● WHAT IS EXPECTED
Collect all lines containing the word "outliers" from the data.

● DATA RECORDS
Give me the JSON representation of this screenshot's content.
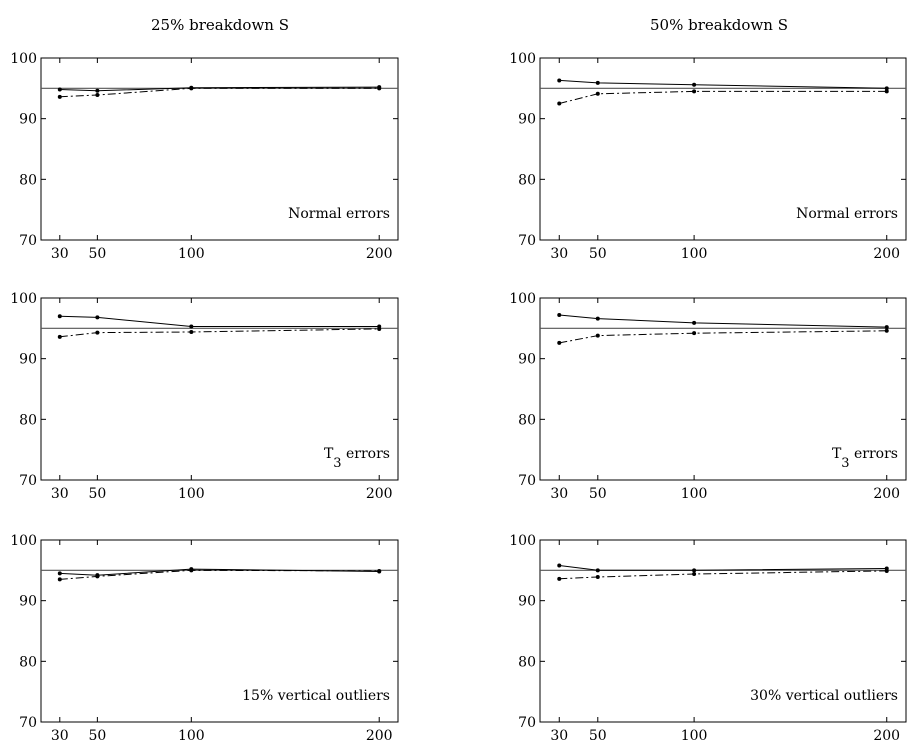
{
  "column_titles": [
    "25% breakdown S",
    "50% breakdown S"
  ],
  "chart_data": [
    {
      "type": "line",
      "row": 0,
      "col": 0,
      "annotation": {
        "text": "Normal errors",
        "subscript": ""
      },
      "x": [
        30,
        50,
        100,
        200
      ],
      "xlim": [
        20,
        210
      ],
      "ylim": [
        70,
        100
      ],
      "xticks": [
        30,
        50,
        100,
        200
      ],
      "yticks": [
        70,
        80,
        90,
        100
      ],
      "reference": 95,
      "series": [
        {
          "style": "solid",
          "values": [
            94.8,
            94.6,
            95.1,
            95.2
          ]
        },
        {
          "style": "dashdot",
          "values": [
            93.6,
            93.9,
            95.0,
            95.0
          ]
        }
      ]
    },
    {
      "type": "line",
      "row": 0,
      "col": 1,
      "annotation": {
        "text": "Normal errors",
        "subscript": ""
      },
      "x": [
        30,
        50,
        100,
        200
      ],
      "xlim": [
        20,
        210
      ],
      "ylim": [
        70,
        100
      ],
      "xticks": [
        30,
        50,
        100,
        200
      ],
      "yticks": [
        70,
        80,
        90,
        100
      ],
      "reference": 95,
      "series": [
        {
          "style": "solid",
          "values": [
            96.3,
            95.9,
            95.6,
            95.0
          ]
        },
        {
          "style": "dashdot",
          "values": [
            92.5,
            94.1,
            94.5,
            94.5
          ]
        }
      ]
    },
    {
      "type": "line",
      "row": 1,
      "col": 0,
      "annotation": {
        "text": "T",
        "subscript": "3",
        "suffix": " errors"
      },
      "x": [
        30,
        50,
        100,
        200
      ],
      "xlim": [
        20,
        210
      ],
      "ylim": [
        70,
        100
      ],
      "xticks": [
        30,
        50,
        100,
        200
      ],
      "yticks": [
        70,
        80,
        90,
        100
      ],
      "reference": 95,
      "series": [
        {
          "style": "solid",
          "values": [
            97.0,
            96.8,
            95.3,
            95.3
          ]
        },
        {
          "style": "dashdot",
          "values": [
            93.6,
            94.3,
            94.4,
            94.9
          ]
        }
      ]
    },
    {
      "type": "line",
      "row": 1,
      "col": 1,
      "annotation": {
        "text": "T",
        "subscript": "3",
        "suffix": " errors"
      },
      "x": [
        30,
        50,
        100,
        200
      ],
      "xlim": [
        20,
        210
      ],
      "ylim": [
        70,
        100
      ],
      "xticks": [
        30,
        50,
        100,
        200
      ],
      "yticks": [
        70,
        80,
        90,
        100
      ],
      "reference": 95,
      "series": [
        {
          "style": "solid",
          "values": [
            97.2,
            96.6,
            95.9,
            95.2
          ]
        },
        {
          "style": "dashdot",
          "values": [
            92.6,
            93.8,
            94.2,
            94.6
          ]
        }
      ]
    },
    {
      "type": "line",
      "row": 2,
      "col": 0,
      "annotation": {
        "text": "15% vertical outliers",
        "subscript": ""
      },
      "x": [
        30,
        50,
        100,
        200
      ],
      "xlim": [
        20,
        210
      ],
      "ylim": [
        70,
        100
      ],
      "xticks": [
        30,
        50,
        100,
        200
      ],
      "yticks": [
        70,
        80,
        90,
        100
      ],
      "reference": 95,
      "series": [
        {
          "style": "solid",
          "values": [
            94.5,
            94.2,
            95.2,
            94.8
          ]
        },
        {
          "style": "dashdot",
          "values": [
            93.5,
            94.0,
            95.0,
            94.9
          ]
        }
      ]
    },
    {
      "type": "line",
      "row": 2,
      "col": 1,
      "annotation": {
        "text": "30% vertical outliers",
        "subscript": ""
      },
      "x": [
        30,
        50,
        100,
        200
      ],
      "xlim": [
        20,
        210
      ],
      "ylim": [
        70,
        100
      ],
      "xticks": [
        30,
        50,
        100,
        200
      ],
      "yticks": [
        70,
        80,
        90,
        100
      ],
      "reference": 95,
      "series": [
        {
          "style": "solid",
          "values": [
            95.8,
            95.0,
            95.0,
            95.3
          ]
        },
        {
          "style": "dashdot",
          "values": [
            93.6,
            93.9,
            94.4,
            94.9
          ]
        }
      ]
    }
  ]
}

● RESPONSE
        "text": "15% vertical outliers",
        "text": "30% vertical outliers",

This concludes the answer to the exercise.